WHAT THE TASK REQUIRES: Find the word "flag" in the data. Return every line where it appears.

MATERIAL:
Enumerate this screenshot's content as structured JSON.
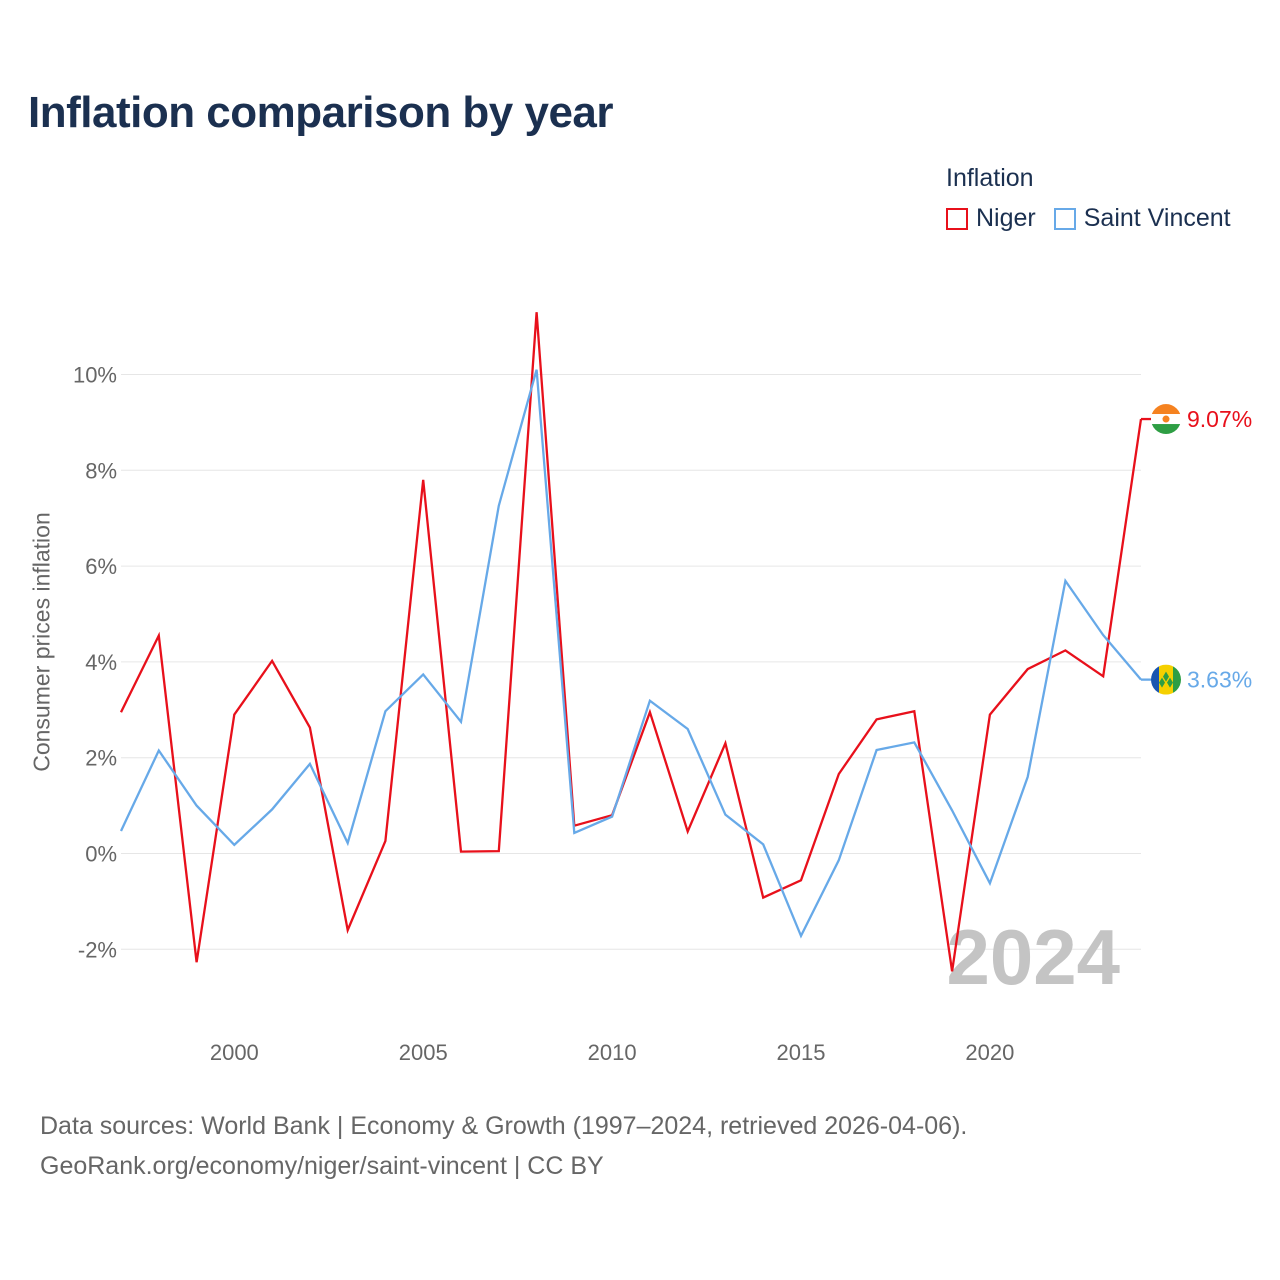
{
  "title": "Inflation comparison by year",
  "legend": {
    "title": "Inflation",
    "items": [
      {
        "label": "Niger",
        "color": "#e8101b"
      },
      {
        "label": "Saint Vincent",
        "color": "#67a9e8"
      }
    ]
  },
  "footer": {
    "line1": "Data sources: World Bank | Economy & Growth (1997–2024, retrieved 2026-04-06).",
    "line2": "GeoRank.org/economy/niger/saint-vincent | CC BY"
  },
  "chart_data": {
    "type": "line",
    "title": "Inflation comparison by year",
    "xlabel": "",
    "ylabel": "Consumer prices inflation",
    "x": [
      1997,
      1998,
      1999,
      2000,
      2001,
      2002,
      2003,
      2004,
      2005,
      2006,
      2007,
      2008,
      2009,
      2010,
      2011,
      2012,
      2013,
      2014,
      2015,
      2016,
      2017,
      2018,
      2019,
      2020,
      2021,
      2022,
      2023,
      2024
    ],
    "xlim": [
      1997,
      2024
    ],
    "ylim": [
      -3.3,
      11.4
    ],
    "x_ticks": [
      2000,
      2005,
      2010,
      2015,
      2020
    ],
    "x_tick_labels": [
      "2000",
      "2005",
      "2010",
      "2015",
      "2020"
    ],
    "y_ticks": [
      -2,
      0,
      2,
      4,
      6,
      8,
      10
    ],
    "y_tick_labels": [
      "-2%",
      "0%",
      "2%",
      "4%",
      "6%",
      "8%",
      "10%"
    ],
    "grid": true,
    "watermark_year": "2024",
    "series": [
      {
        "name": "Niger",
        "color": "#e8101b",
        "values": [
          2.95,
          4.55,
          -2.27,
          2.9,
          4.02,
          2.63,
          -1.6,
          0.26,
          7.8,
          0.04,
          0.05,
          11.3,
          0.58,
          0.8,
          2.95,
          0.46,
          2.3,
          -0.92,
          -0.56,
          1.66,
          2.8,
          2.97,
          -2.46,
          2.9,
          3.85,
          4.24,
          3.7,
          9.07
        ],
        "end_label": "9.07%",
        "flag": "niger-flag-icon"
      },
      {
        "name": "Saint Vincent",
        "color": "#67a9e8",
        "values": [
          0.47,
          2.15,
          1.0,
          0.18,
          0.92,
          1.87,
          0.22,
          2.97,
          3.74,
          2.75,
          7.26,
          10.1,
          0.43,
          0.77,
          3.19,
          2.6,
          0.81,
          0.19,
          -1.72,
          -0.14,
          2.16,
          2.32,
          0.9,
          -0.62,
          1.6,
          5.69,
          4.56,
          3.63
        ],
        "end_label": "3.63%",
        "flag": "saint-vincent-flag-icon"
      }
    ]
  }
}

SOLUTION:
        "flag": "niger-flag-icon"
        "flag": "saint-vincent-flag-icon"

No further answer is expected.